--- start of RECORDS SHOWN ---

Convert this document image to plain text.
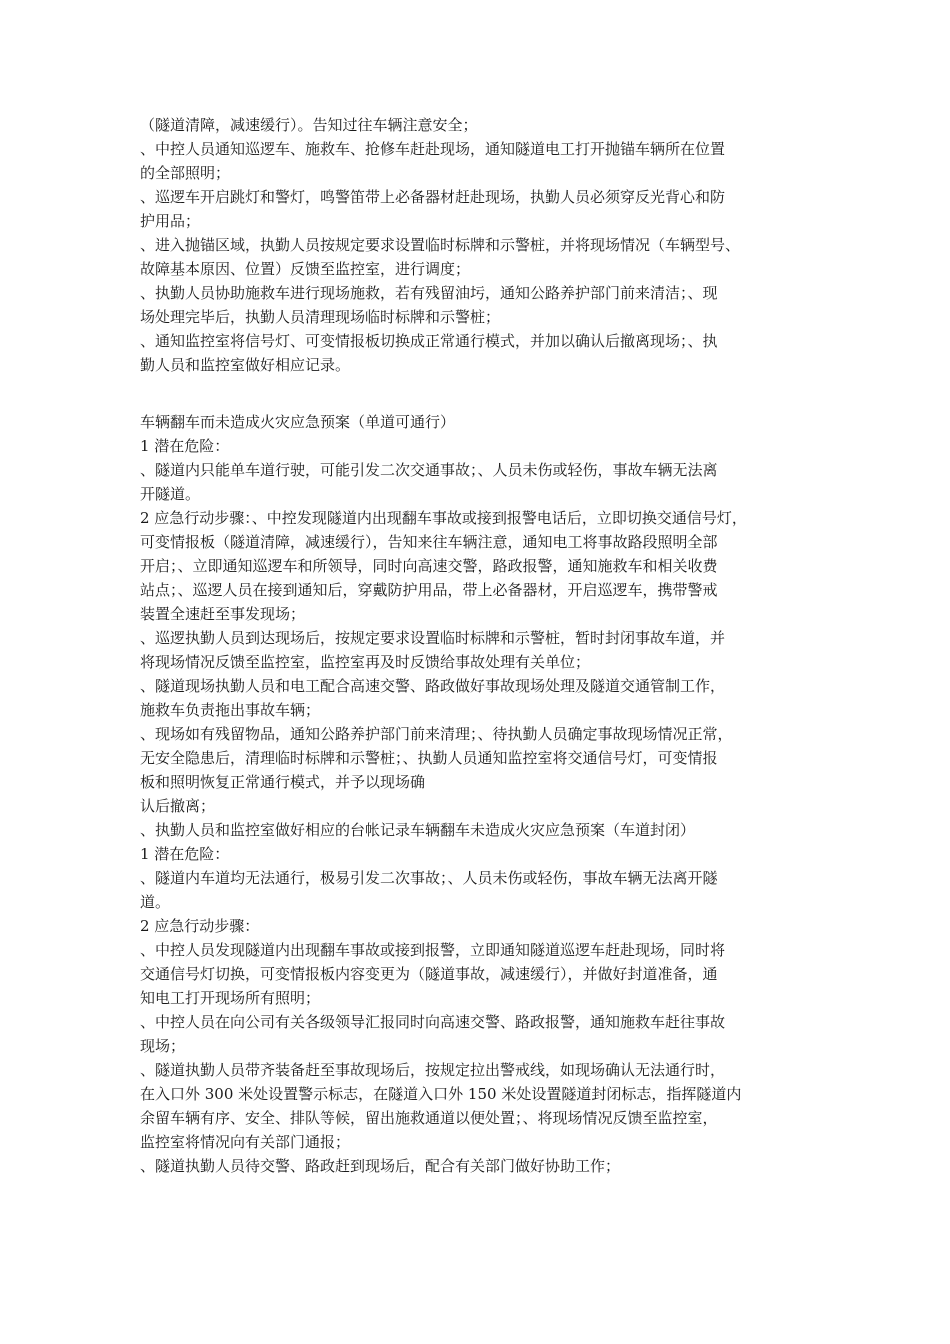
（隧道清障，减速缓行）。告知过往车辆注意安全；
、中控人员通知巡逻车、施救车、抢修车赶赴现场，通知隧道电工打开抛锚车辆所在位置
的全部照明；
、巡逻车开启跳灯和警灯，鸣警笛带上必备器材赶赴现场，执勤人员必须穿反光背心和防
护用品；
、进入抛锚区域，执勤人员按规定要求设置临时标牌和示警桩，并将现场情况（车辆型号、
故障基本原因、位置）反馈至监控室，进行调度；
、执勤人员协助施救车进行现场施救，若有残留油圬，通知公路养护部门前来清洁；、现
场处理完毕后，执勤人员清理现场临时标牌和示警桩；
、通知监控室将信号灯、可变情报板切换成正常通行模式，并加以确认后撤离现场；、执
勤人员和监控室做好相应记录。
车辆翻车而未造成火灾应急预案（单道可通行）
1 潜在危险：
、隧道内只能单车道行驶，可能引发二次交通事故；、人员未伤或轻伤，事故车辆无法离
开隧道。
2 应急行动步骤：、中控发现隧道内出现翻车事故或接到报警电话后，立即切换交通信号灯，
可变情报板（隧道清障，减速缓行），告知来往车辆注意，通知电工将事故路段照明全部
开启；、立即通知巡逻车和所领导，同时向高速交警，路政报警，通知施救车和相关收费
站点；、巡逻人员在接到通知后，穿戴防护用品，带上必备器材，开启巡逻车，携带警戒
装置全速赶至事发现场；
、巡逻执勤人员到达现场后，按规定要求设置临时标牌和示警桩，暂时封闭事故车道，并
将现场情况反馈至监控室，监控室再及时反馈给事故处理有关单位；
、隧道现场执勤人员和电工配合高速交警、路政做好事故现场处理及隧道交通管制工作，
施救车负责拖出事故车辆；
、现场如有残留物品，通知公路养护部门前来清理；、待执勤人员确定事故现场情况正常，
无安全隐患后，清理临时标牌和示警桩；、执勤人员通知监控室将交通信号灯，可变情报
板和照明恢复正常通行模式，并予以现场确
认后撤离；
、执勤人员和监控室做好相应的台帐记录车辆翻车未造成火灾应急预案（车道封闭）
1 潜在危险：
、隧道内车道均无法通行，极易引发二次事故；、人员未伤或轻伤，事故车辆无法离开隧
道。
2 应急行动步骤：
、中控人员发现隧道内出现翻车事故或接到报警，立即通知隧道巡逻车赶赴现场，同时将
交通信号灯切换，可变情报板内容变更为（隧道事故，减速缓行），并做好封道准备，通
知电工打开现场所有照明；
、中控人员在向公司有关各级领导汇报同时向高速交警、路政报警，通知施救车赶往事故
现场；
、隧道执勤人员带齐装备赶至事故现场后，按规定拉出警戒线，如现场确认无法通行时，
在入口外 300 米处设置警示标志，在隧道入口外 150 米处设置隧道封闭标志，指挥隧道内
余留车辆有序、安全、排队等候，留出施救通道以便处置；、将现场情况反馈至监控室，
监控室将情况向有关部门通报；
、隧道执勤人员待交警、路政赶到现场后，配合有关部门做好协助工作；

--- end of RECORDS SHOWN ---

Except for the pictures, give all the material above again verbatim.

SOLUTION TO THIS TASK:
Convert this document image to plain text.
（隧道清障，减速缓行）。告知过往车辆注意安全；
、中控人员通知巡逻车、施救车、抢修车赶赴现场，通知隧道电工打开抛锚车辆所在位置
的全部照明；
、巡逻车开启跳灯和警灯，鸣警笛带上必备器材赶赴现场，执勤人员必须穿反光背心和防
护用品；
、进入抛锚区域，执勤人员按规定要求设置临时标牌和示警桩，并将现场情况（车辆型号、
故障基本原因、位置）反馈至监控室，进行调度；
、执勤人员协助施救车进行现场施救，若有残留油圬，通知公路养护部门前来清洁；、现
场处理完毕后，执勤人员清理现场临时标牌和示警桩；
、通知监控室将信号灯、可变情报板切换成正常通行模式，并加以确认后撤离现场；、执
勤人员和监控室做好相应记录。
车辆翻车而未造成火灾应急预案（单道可通行）
1 潜在危险：
、隧道内只能单车道行驶，可能引发二次交通事故；、人员未伤或轻伤，事故车辆无法离
开隧道。
2 应急行动步骤：、中控发现隧道内出现翻车事故或接到报警电话后，立即切换交通信号灯，
可变情报板（隧道清障，减速缓行），告知来往车辆注意，通知电工将事故路段照明全部
开启；、立即通知巡逻车和所领导，同时向高速交警，路政报警，通知施救车和相关收费
站点；、巡逻人员在接到通知后，穿戴防护用品，带上必备器材，开启巡逻车，携带警戒
装置全速赶至事发现场；
、巡逻执勤人员到达现场后，按规定要求设置临时标牌和示警桩，暂时封闭事故车道，并
将现场情况反馈至监控室，监控室再及时反馈给事故处理有关单位；
、隧道现场执勤人员和电工配合高速交警、路政做好事故现场处理及隧道交通管制工作，
施救车负责拖出事故车辆；
、现场如有残留物品，通知公路养护部门前来清理；、待执勤人员确定事故现场情况正常，
无安全隐患后，清理临时标牌和示警桩；、执勤人员通知监控室将交通信号灯，可变情报
板和照明恢复正常通行模式，并予以现场确
认后撤离；
、执勤人员和监控室做好相应的台帐记录车辆翻车未造成火灾应急预案（车道封闭）
1 潜在危险：
、隧道内车道均无法通行，极易引发二次事故；、人员未伤或轻伤，事故车辆无法离开隧
道。
2 应急行动步骤：
、中控人员发现隧道内出现翻车事故或接到报警，立即通知隧道巡逻车赶赴现场，同时将
交通信号灯切换，可变情报板内容变更为（隧道事故，减速缓行），并做好封道准备，通
知电工打开现场所有照明；
、中控人员在向公司有关各级领导汇报同时向高速交警、路政报警，通知施救车赶往事故
现场；
、隧道执勤人员带齐装备赶至事故现场后，按规定拉出警戒线，如现场确认无法通行时，
在入口外 300 米处设置警示标志，在隧道入口外 150 米处设置隧道封闭标志，指挥隧道内
余留车辆有序、安全、排队等候，留出施救通道以便处置；、将现场情况反馈至监控室，
监控室将情况向有关部门通报；
、隧道执勤人员待交警、路政赶到现场后，配合有关部门做好协助工作；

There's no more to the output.